[Prompt] Copy the listing below word for word, from its first line through the line containing "login-button[interactable]: Anmelden: [788, 24, 880, 58]", including both of those lines.

[Data records]
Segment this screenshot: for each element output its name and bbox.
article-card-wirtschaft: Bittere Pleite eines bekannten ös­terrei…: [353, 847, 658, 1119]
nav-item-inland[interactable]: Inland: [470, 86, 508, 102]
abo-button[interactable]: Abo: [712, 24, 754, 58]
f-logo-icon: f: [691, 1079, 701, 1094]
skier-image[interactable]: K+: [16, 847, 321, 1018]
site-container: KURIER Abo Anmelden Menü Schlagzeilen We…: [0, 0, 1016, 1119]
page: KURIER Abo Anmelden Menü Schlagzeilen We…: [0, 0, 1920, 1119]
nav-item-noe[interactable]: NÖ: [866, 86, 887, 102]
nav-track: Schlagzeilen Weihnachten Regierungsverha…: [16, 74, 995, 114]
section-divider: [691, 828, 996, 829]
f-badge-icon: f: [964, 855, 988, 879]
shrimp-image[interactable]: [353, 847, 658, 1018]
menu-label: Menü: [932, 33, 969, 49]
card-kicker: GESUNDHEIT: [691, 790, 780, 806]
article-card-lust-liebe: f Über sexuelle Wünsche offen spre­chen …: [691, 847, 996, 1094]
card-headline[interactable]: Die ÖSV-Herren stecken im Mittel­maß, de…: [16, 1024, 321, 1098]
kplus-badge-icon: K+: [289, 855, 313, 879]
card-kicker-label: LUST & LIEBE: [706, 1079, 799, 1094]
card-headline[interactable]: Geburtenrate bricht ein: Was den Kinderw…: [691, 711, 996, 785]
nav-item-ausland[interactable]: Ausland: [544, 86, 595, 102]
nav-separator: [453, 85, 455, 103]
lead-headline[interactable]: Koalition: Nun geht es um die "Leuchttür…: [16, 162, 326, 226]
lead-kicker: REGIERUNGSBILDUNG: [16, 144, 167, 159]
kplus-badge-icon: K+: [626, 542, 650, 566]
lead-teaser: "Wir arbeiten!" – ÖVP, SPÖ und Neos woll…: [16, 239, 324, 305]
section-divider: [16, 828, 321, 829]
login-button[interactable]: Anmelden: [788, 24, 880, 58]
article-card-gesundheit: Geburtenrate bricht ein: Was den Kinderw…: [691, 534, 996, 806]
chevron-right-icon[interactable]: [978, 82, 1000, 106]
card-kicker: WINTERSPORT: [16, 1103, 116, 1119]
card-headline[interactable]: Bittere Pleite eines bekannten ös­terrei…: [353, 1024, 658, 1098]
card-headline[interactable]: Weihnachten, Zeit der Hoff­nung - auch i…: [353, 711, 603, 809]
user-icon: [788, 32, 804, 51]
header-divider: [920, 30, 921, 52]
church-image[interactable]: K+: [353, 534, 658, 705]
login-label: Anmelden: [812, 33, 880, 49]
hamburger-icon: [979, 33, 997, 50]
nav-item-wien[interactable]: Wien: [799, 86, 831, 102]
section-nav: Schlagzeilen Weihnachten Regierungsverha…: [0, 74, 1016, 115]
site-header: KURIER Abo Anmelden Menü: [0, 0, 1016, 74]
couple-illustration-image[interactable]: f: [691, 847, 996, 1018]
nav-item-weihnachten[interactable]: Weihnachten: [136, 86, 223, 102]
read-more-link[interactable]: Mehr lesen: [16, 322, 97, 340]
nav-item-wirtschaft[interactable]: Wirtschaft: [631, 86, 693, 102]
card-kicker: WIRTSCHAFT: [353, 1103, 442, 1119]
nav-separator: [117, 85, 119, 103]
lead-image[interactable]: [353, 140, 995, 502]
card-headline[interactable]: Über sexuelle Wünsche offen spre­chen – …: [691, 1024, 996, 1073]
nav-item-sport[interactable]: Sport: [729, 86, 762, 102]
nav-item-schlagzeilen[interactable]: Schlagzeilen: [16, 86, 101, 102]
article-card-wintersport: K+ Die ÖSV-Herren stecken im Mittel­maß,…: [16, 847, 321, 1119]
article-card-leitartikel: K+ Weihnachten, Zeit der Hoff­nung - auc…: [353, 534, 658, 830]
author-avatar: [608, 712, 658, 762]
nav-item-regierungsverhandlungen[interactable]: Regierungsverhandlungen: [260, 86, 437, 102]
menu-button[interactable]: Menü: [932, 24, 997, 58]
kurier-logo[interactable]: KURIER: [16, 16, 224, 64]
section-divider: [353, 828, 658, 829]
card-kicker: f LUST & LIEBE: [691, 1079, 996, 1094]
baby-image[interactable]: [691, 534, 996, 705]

[Task result]
Segment this screenshot: for each element output its name and bbox.
article-card-wirtschaft: Bittere Pleite eines bekannten ös­terrei…: [353, 847, 658, 1119]
nav-item-inland[interactable]: Inland: [470, 86, 508, 102]
abo-button[interactable]: Abo: [712, 24, 754, 58]
f-logo-icon: f: [691, 1079, 701, 1094]
skier-image[interactable]: K+: [16, 847, 321, 1018]
site-container: KURIER Abo Anmelden Menü Schlagzeilen We…: [0, 0, 1016, 1119]
page: KURIER Abo Anmelden Menü Schlagzeilen We…: [0, 0, 1920, 1119]
nav-item-noe[interactable]: NÖ: [866, 86, 887, 102]
nav-track: Schlagzeilen Weihnachten Regierungsverha…: [16, 74, 995, 114]
section-divider: [691, 828, 996, 829]
f-badge-icon: f: [964, 855, 988, 879]
shrimp-image[interactable]: [353, 847, 658, 1018]
menu-label: Menü: [932, 33, 969, 49]
card-kicker: GESUNDHEIT: [691, 790, 780, 806]
article-card-lust-liebe: f Über sexuelle Wünsche offen spre­chen …: [691, 847, 996, 1094]
card-headline[interactable]: Die ÖSV-Herren stecken im Mittel­maß, de…: [16, 1024, 321, 1098]
kplus-badge-icon: K+: [289, 855, 313, 879]
card-kicker-label: LUST & LIEBE: [706, 1079, 799, 1094]
card-headline[interactable]: Geburtenrate bricht ein: Was den Kinderw…: [691, 711, 996, 785]
nav-item-ausland[interactable]: Ausland: [544, 86, 595, 102]
nav-separator: [453, 85, 455, 103]
lead-headline[interactable]: Koalition: Nun geht es um die "Leuchttür…: [16, 162, 326, 226]
lead-kicker: REGIERUNGSBILDUNG: [16, 144, 167, 159]
kplus-badge-icon: K+: [626, 542, 650, 566]
lead-teaser: "Wir arbeiten!" – ÖVP, SPÖ und Neos woll…: [16, 239, 324, 305]
section-divider: [16, 828, 321, 829]
login-button[interactable]: Anmelden: [788, 24, 880, 58]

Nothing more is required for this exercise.